### THE TASK
Reproduce the complete listing without any deviation.

Collected data entries
################

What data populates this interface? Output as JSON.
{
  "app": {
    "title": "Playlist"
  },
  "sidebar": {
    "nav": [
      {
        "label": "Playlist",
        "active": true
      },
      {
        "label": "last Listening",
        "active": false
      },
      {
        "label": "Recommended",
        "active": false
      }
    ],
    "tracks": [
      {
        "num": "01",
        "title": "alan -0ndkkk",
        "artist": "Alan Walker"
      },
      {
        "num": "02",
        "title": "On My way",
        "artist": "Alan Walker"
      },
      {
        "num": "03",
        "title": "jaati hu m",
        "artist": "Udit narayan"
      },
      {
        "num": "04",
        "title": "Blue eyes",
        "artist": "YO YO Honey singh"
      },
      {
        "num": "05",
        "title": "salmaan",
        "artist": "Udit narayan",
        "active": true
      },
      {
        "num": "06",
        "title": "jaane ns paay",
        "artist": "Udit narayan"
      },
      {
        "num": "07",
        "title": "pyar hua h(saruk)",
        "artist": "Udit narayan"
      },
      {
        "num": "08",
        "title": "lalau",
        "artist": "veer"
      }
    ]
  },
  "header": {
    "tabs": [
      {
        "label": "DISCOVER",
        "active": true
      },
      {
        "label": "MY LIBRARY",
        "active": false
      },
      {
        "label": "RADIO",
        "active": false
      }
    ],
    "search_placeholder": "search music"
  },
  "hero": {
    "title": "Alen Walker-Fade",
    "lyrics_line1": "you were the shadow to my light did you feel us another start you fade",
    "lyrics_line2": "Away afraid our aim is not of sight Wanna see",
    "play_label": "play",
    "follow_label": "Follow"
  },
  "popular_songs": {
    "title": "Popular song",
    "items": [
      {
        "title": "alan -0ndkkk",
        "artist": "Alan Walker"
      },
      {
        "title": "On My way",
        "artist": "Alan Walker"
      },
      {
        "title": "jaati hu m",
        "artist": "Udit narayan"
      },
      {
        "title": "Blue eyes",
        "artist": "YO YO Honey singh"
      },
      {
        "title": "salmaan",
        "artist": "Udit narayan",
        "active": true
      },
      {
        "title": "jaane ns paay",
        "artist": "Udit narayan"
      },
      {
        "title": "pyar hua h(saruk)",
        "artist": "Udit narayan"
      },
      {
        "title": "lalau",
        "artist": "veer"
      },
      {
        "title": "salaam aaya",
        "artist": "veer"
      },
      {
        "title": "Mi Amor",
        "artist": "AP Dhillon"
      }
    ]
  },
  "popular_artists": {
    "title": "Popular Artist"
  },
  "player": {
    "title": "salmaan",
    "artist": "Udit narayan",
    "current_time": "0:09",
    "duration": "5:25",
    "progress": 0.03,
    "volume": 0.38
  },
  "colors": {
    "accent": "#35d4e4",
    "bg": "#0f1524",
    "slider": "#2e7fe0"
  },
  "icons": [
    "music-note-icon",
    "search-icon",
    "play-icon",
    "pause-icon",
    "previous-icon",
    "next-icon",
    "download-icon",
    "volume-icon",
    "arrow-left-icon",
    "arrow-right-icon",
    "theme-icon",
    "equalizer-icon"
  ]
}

################

### WRITTEN RESPONSE
What data populates this interface? Output as JSON.
{
  "app": {
    "title": "Playlist"
  },
  "sidebar": {
    "nav": [
      {
        "label": "Playlist",
        "active": true
      },
      {
        "label": "last Listening",
        "active": false
      },
      {
        "label": "Recommended",
        "active": false
      }
    ],
    "tracks": [
      {
        "num": "01",
        "title": "alan -0ndkkk",
        "artist": "Alan Walker"
      },
      {
        "num": "02",
        "title": "On My way",
        "artist": "Alan Walker"
      },
      {
        "num": "03",
        "title": "jaati hu m",
        "artist": "Udit narayan"
      },
      {
        "num": "04",
        "title": "Blue eyes",
        "artist": "YO YO Honey singh"
      },
      {
        "num": "05",
        "title": "salmaan",
        "artist": "Udit narayan",
        "active": true
      },
      {
        "num": "06",
        "title": "jaane ns paay",
        "artist": "Udit narayan"
      },
      {
        "num": "07",
        "title": "pyar hua h(saruk)",
        "artist": "Udit narayan"
      },
      {
        "num": "08",
        "title": "lalau",
        "artist": "veer"
      }
    ]
  },
  "header": {
    "tabs": [
      {
        "label": "DISCOVER",
        "active": true
      },
      {
        "label": "MY LIBRARY",
        "active": false
      },
      {
        "label": "RADIO",
        "active": false
      }
    ],
    "search_placeholder": "search music"
  },
  "hero": {
    "title": "Alen Walker-Fade",
    "lyrics_line1": "you were the shadow to my light did you feel us another start you fade",
    "lyrics_line2": "Away afraid our aim is not of sight Wanna see",
    "play_label": "play",
    "follow_label": "Follow"
  },
  "popular_songs": {
    "title": "Popular song",
    "items": [
      {
        "title": "alan -0ndkkk",
        "artist": "Alan Walker"
      },
      {
        "title": "On My way",
        "artist": "Alan Walker"
      },
      {
        "title": "jaati hu m",
        "artist": "Udit narayan"
      },
      {
        "title": "Blue eyes",
        "artist": "YO YO Honey singh"
      },
      {
        "title": "salmaan",
        "artist": "Udit narayan",
        "active": true
      },
      {
        "title": "jaane ns paay",
        "artist": "Udit narayan"
      },
      {
        "title": "pyar hua h(saruk)",
        "artist": "Udit narayan"
      },
      {
        "title": "lalau",
        "artist": "veer"
      },
      {
        "title": "salaam aaya",
        "artist": "veer"
      },
      {
        "title": "Mi Amor",
        "artist": "AP Dhillon"
      }
    ]
  },
  "popular_artists": {
    "title": "Popular Artist"
  },
  "player": {
    "title": "salmaan",
    "artist": "Udit narayan",
    "current_time": "0:09",
    "duration": "5:25",
    "progress": 0.03,
    "volume": 0.38
  },
  "colors": {
    "accent": "#35d4e4",
    "bg": "#0f1524",
    "slider": "#2e7fe0"
  },
  "icons": [
    "music-note-icon",
    "search-icon",
    "play-icon",
    "pause-icon",
    "previous-icon",
    "next-icon",
    "download-icon",
    "volume-icon",
    "arrow-left-icon",
    "arrow-right-icon",
    "theme-icon",
    "equalizer-icon"
  ]
}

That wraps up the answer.